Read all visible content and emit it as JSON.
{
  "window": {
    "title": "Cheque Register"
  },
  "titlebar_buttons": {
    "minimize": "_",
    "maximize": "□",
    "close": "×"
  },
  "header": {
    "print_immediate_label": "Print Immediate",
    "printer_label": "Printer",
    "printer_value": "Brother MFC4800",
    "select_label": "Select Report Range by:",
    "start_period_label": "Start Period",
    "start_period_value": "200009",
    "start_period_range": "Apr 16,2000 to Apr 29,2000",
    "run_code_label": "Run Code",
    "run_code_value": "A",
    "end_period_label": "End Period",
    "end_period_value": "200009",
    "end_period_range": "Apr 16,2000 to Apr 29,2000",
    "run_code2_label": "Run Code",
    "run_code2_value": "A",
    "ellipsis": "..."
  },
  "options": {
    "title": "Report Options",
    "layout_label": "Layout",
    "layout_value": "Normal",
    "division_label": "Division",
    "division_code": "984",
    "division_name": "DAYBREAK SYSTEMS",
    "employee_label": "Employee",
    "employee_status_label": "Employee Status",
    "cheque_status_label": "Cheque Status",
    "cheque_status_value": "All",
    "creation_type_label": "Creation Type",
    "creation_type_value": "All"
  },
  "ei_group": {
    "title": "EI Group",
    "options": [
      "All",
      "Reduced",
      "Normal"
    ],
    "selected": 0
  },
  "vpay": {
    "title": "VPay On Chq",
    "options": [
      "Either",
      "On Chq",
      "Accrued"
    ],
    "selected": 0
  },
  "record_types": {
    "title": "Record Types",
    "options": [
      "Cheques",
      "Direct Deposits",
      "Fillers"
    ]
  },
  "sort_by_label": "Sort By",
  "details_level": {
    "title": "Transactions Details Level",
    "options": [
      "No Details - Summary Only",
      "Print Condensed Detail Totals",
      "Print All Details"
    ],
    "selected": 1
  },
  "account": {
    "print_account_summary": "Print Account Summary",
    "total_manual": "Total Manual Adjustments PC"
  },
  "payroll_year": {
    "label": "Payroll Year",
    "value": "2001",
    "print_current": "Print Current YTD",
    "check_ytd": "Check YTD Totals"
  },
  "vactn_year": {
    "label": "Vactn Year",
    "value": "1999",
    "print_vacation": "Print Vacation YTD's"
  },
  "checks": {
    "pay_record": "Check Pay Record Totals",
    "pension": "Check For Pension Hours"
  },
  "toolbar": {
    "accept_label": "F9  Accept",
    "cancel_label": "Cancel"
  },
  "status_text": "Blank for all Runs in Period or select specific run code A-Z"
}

• What to work on
Write out the entire listing exactly.

• Written reply
Read all visible content and emit it as JSON.
{
  "window": {
    "title": "Cheque Register"
  },
  "titlebar_buttons": {
    "minimize": "_",
    "maximize": "□",
    "close": "×"
  },
  "header": {
    "print_immediate_label": "Print Immediate",
    "printer_label": "Printer",
    "printer_value": "Brother MFC4800",
    "select_label": "Select Report Range by:",
    "start_period_label": "Start Period",
    "start_period_value": "200009",
    "start_period_range": "Apr 16,2000 to Apr 29,2000",
    "run_code_label": "Run Code",
    "run_code_value": "A",
    "end_period_label": "End Period",
    "end_period_value": "200009",
    "end_period_range": "Apr 16,2000 to Apr 29,2000",
    "run_code2_label": "Run Code",
    "run_code2_value": "A",
    "ellipsis": "..."
  },
  "options": {
    "title": "Report Options",
    "layout_label": "Layout",
    "layout_value": "Normal",
    "division_label": "Division",
    "division_code": "984",
    "division_name": "DAYBREAK SYSTEMS",
    "employee_label": "Employee",
    "employee_status_label": "Employee Status",
    "cheque_status_label": "Cheque Status",
    "cheque_status_value": "All",
    "creation_type_label": "Creation Type",
    "creation_type_value": "All"
  },
  "ei_group": {
    "title": "EI Group",
    "options": [
      "All",
      "Reduced",
      "Normal"
    ],
    "selected": 0
  },
  "vpay": {
    "title": "VPay On Chq",
    "options": [
      "Either",
      "On Chq",
      "Accrued"
    ],
    "selected": 0
  },
  "record_types": {
    "title": "Record Types",
    "options": [
      "Cheques",
      "Direct Deposits",
      "Fillers"
    ]
  },
  "sort_by_label": "Sort By",
  "details_level": {
    "title": "Transactions Details Level",
    "options": [
      "No Details - Summary Only",
      "Print Condensed Detail Totals",
      "Print All Details"
    ],
    "selected": 1
  },
  "account": {
    "print_account_summary": "Print Account Summary",
    "total_manual": "Total Manual Adjustments PC"
  },
  "payroll_year": {
    "label": "Payroll Year",
    "value": "2001",
    "print_current": "Print Current YTD",
    "check_ytd": "Check YTD Totals"
  },
  "vactn_year": {
    "label": "Vactn Year",
    "value": "1999",
    "print_vacation": "Print Vacation YTD's"
  },
  "checks": {
    "pay_record": "Check Pay Record Totals",
    "pension": "Check For Pension Hours"
  },
  "toolbar": {
    "accept_label": "F9  Accept",
    "cancel_label": "Cancel"
  },
  "status_text": "Blank for all Runs in Period or select specific run code A-Z"
}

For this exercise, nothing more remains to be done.